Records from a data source
— start —

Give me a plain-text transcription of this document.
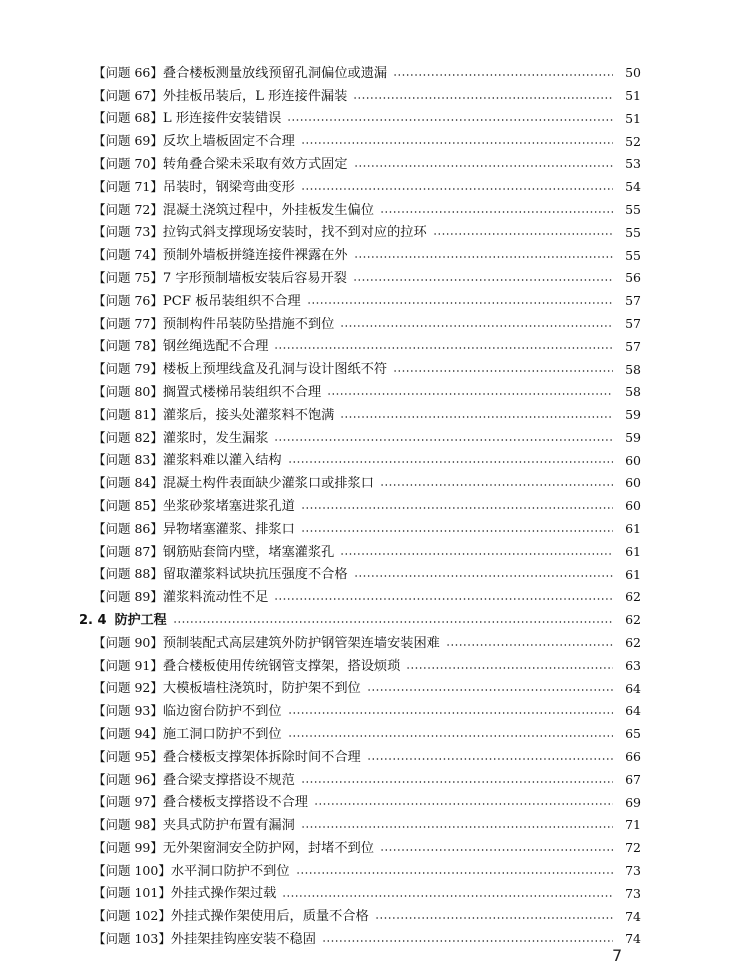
【问题 66】叠合楼板测量放线预留孔洞偏位或遗漏	50
【问题 67】外挂板吊装后，L 形连接件漏装	51
【问题 68】L 形连接件安装错误	51
【问题 69】反坎上墙板固定不合理	52
【问题 70】转角叠合梁未采取有效方式固定	53
【问题 71】吊装时，钢梁弯曲变形	54
【问题 72】混凝土浇筑过程中，外挂板发生偏位	55
【问题 73】拉钩式斜支撑现场安装时，找不到对应的拉环	55
【问题 74】预制外墙板拼缝连接件裸露在外	55
【问题 75】7 字形预制墙板安装后容易开裂	56
【问题 76】PCF 板吊装组织不合理	57
【问题 77】预制构件吊装防坠措施不到位	57
【问题 78】钢丝绳选配不合理	57
【问题 79】楼板上预埋线盒及孔洞与设计图纸不符	58
【问题 80】搁置式楼梯吊装组织不合理	58
【问题 81】灌浆后，接头处灌浆料不饱满	59
【问题 82】灌浆时，发生漏浆	59
【问题 83】灌浆料难以灌入结构	60
【问题 84】混凝土构件表面缺少灌浆口或排浆口	60
【问题 85】坐浆砂浆堵塞进浆孔道	60
【问题 86】异物堵塞灌浆、排浆口	61
【问题 87】钢筋贴套筒内壁，堵塞灌浆孔	61
【问题 88】留取灌浆料试块抗压强度不合格	61
【问题 89】灌浆料流动性不足	62
2. 4 防护工程	62
【问题 90】预制装配式高层建筑外防护钢管架连墙安装困难	62
【问题 91】叠合楼板使用传统钢管支撑架，搭设烦琐	63
【问题 92】大模板墙柱浇筑时，防护架不到位	64
【问题 93】临边窗台防护不到位	64
【问题 94】施工洞口防护不到位	65
【问题 95】叠合楼板支撑架体拆除时间不合理	66
【问题 96】叠合梁支撑搭设不规范	67
【问题 97】叠合楼板支撑搭设不合理	69
【问题 98】夹具式防护布置有漏洞	71
【问题 99】无外架窗洞安全防护网，封堵不到位	72
【问题 100】水平洞口防护不到位	73
【问题 101】外挂式操作架过载	73
【问题 102】外挂式操作架使用后，质量不合格	74
【问题 103】外挂架挂钩座安装不稳固	74
7
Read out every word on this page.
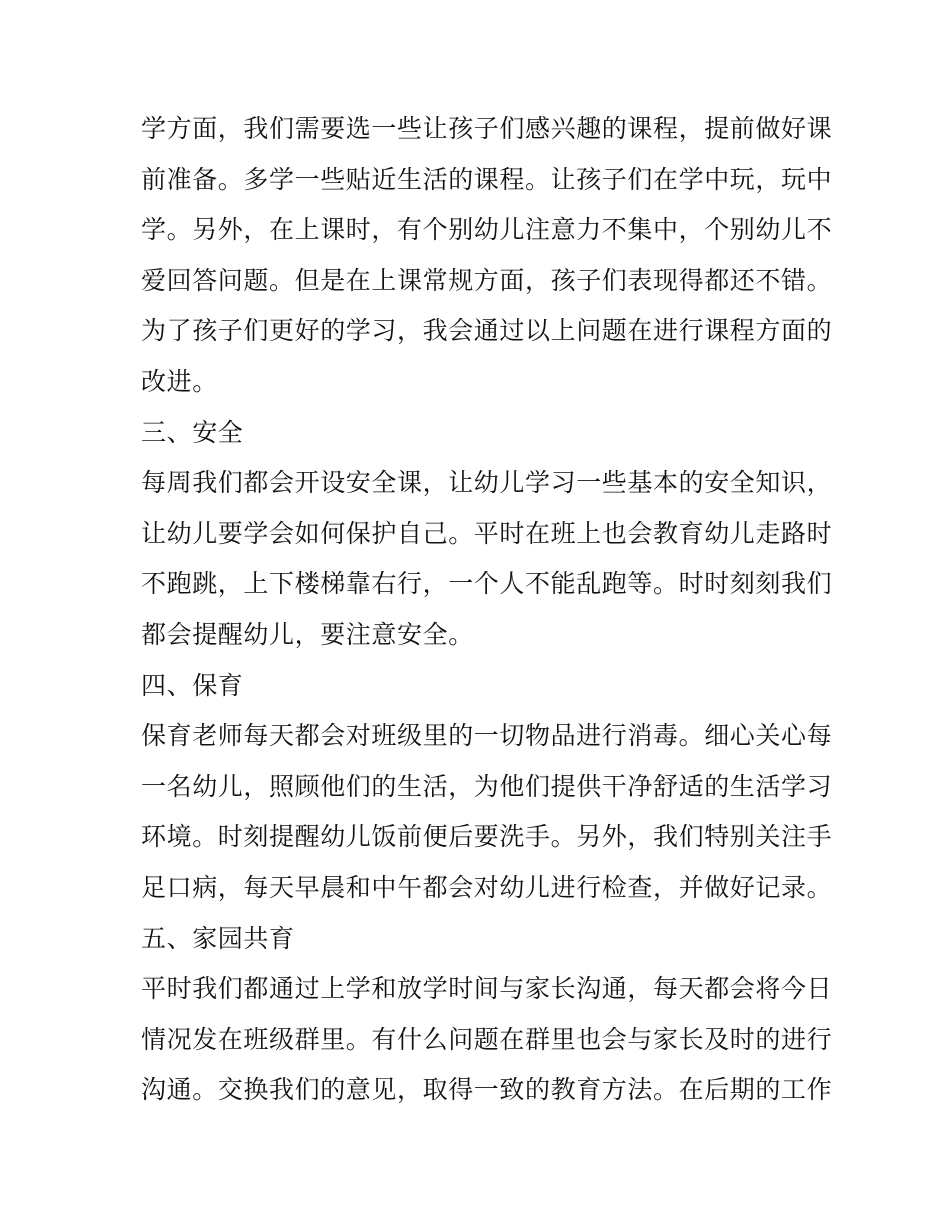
学方面，我们需要选一些让孩子们感兴趣的课程，提前做好课
前准备。多学一些贴近生活的课程。让孩子们在学中玩，玩中
学。另外，在上课时，有个别幼儿注意力不集中，个别幼儿不
爱回答问题。但是在上课常规方面，孩子们表现得都还不错。
为了孩子们更好的学习，我会通过以上问题在进行课程方面的
改进。
三、安全
每周我们都会开设安全课，让幼儿学习一些基本的安全知识，
让幼儿要学会如何保护自己。平时在班上也会教育幼儿走路时
不跑跳，上下楼梯靠右行，一个人不能乱跑等。时时刻刻我们
都会提醒幼儿，要注意安全。
四、保育
保育老师每天都会对班级里的一切物品进行消毒。细心关心每
一名幼儿，照顾他们的生活，为他们提供干净舒适的生活学习
环境。时刻提醒幼儿饭前便后要洗手。另外，我们特别关注手
足口病，每天早晨和中午都会对幼儿进行检查，并做好记录。
五、家园共育
平时我们都通过上学和放学时间与家长沟通，每天都会将今日
情况发在班级群里。有什么问题在群里也会与家长及时的进行
沟通。交换我们的意见，取得一致的教育方法。在后期的工作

— end —

- Problem requirements -
Read the lines above. Gather those in which the string "this" is found.

- Full output -
Give me a plain-text transcription of this document.
Read out every word on this page.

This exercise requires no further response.